Kerjakan berikut ini:
1. Sebutkan setiap lembaga negara, termasuk satuan militer, yang namanya muncul dalam teks tentang proyek jet tempur KF-X/IF-X.
2. Salin dengan tepat seluruh bagian teks tentang proyek jet tempur KF-X/IF-X dari "Proyek KF-X/IF-X jadi" sampai "industri dirgantara nasional.".

Kutipan teks:
··········

Proyek KF-X/IF-X jadi debut Indonesia ikut mengembangkan jet tempur canggih. (Dok. PT Dirgantara Indonesia) ★
Salah satu pejabat Kementerian Pertahanan Republik Indonesia menyebut proyek pengembangan pesawat tempur Korea Fighter Xperiment/Indonesia Fighter Xperiment (KF-X/IF-X) antara Korea Selatan dan Indonesia sebagai tonggak baru dalam industri dirgantara nasional.
“Ini satu lompatan. Indonesia mesti memberdayakan industri pertahanannya secara maksimal,” kata Anne Kusmayati, Kepala Badan Penelitian dan Pengembangan Kementerian Pertahanan RI kepada CNNIndonesia.com, Selasa (16/2).
Pilihan kalimat berbeda diucapkan Eris Herryanto, Wakil Ketua Komite Kebijakan Industri Pertahanan RI. Menurut mantan penerbang TNI Angkatan Udara itu, memang sudah saatnya Indonesia sampai pada tahap pengembangan jet tempur, sebab Indonesia telah memiliki tekad membuat pesawat bahkan sebelum merdeka.
“Ini perjalanan sejarah, kesinambungan sejarah bangsa untuk menguasai teknologi di bidang kerdirgantaraan,” ujar Eris.
Dalam proses perjalanan itu, kata Eris, kabut-badai pasti ada, dan itu semua perlu dihadapi untuk mencapai kemandirian bangsa di industri dirgantara.

··········

Daftar bahan:
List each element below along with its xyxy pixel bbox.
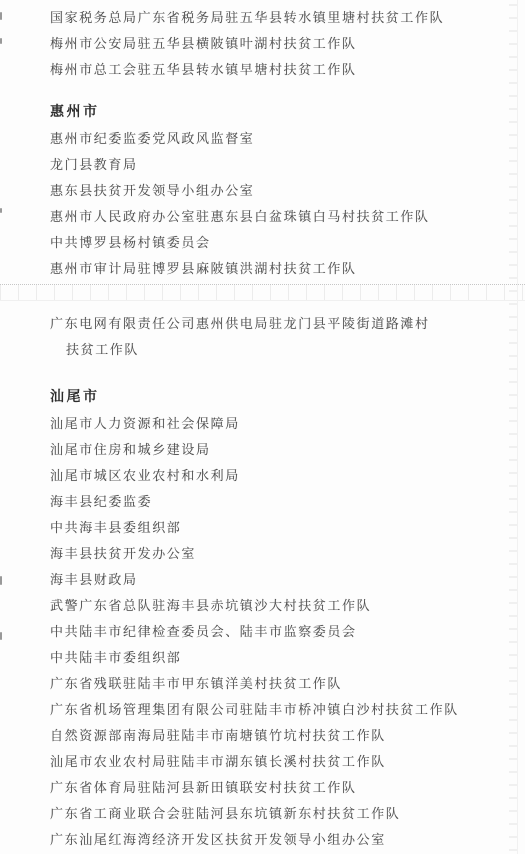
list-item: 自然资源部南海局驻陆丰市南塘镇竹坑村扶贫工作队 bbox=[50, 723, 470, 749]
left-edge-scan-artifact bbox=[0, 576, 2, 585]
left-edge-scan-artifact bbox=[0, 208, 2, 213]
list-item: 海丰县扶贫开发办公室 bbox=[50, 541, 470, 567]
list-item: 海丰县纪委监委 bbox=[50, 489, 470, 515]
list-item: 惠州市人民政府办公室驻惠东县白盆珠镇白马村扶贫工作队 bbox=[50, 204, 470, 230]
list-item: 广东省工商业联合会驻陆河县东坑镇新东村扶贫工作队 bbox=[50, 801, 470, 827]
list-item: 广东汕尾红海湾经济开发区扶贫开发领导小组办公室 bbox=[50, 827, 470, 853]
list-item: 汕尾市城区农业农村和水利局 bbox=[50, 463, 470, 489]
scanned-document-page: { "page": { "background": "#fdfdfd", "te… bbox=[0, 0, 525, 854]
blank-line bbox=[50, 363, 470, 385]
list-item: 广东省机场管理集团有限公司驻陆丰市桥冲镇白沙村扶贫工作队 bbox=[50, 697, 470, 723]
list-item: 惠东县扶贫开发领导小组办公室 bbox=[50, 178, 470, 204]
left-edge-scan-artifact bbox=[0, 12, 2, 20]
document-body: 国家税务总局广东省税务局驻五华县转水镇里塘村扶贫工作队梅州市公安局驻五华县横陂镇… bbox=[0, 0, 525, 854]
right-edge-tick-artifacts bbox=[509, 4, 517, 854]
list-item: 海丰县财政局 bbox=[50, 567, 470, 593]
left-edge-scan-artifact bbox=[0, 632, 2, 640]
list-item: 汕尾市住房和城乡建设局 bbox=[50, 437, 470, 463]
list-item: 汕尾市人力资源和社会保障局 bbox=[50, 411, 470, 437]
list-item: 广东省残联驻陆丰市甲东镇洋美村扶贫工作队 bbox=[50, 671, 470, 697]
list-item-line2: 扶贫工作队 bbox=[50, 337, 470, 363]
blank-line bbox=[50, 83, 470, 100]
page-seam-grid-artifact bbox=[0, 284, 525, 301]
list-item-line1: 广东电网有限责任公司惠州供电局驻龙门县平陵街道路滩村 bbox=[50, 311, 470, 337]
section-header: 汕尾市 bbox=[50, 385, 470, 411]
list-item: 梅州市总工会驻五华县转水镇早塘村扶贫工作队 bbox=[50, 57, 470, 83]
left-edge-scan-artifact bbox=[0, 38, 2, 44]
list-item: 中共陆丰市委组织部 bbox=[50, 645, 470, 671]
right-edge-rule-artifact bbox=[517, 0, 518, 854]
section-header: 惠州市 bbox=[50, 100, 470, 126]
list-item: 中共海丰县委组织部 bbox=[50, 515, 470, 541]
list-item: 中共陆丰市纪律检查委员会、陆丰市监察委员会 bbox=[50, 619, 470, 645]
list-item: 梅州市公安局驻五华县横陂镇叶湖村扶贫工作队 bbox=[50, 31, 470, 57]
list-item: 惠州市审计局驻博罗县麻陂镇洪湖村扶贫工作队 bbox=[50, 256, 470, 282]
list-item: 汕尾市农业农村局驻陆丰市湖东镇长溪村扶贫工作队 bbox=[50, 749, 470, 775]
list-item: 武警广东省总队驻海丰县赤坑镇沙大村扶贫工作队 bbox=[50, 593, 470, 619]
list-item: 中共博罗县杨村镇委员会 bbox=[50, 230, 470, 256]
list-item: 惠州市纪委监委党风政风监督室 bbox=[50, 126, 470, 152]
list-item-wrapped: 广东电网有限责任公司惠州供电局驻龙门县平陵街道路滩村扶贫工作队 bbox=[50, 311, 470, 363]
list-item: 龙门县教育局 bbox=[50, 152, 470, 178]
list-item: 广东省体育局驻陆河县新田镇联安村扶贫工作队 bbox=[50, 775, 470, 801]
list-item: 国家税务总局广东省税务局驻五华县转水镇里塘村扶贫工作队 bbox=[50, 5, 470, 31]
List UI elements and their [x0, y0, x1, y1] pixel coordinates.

··········

Hasil per tugas:
1.
- Kementerian Pertahanan Republik Indonesia
- Badan Penelitian dan Pengembangan Kementerian Pertahanan RI
- Komite Kebijakan Industri Pertahanan RI
- TNI Angkatan Udara

2.
Proyek KF-X/IF-X jadi debut Indonesia ikut mengembangkan jet tempur canggih. (Dok. PT Dirgantara Indonesia) ★
Salah satu pejabat Kementerian Pertahanan Republik Indonesia menyebut proyek pengembangan pesawat tempur Korea Fighter Xperiment/Indonesia Fighter Xperiment (KF-X/IF-X) antara Korea Selatan dan Indonesia sebagai tonggak baru dalam industri dirgantara nasional.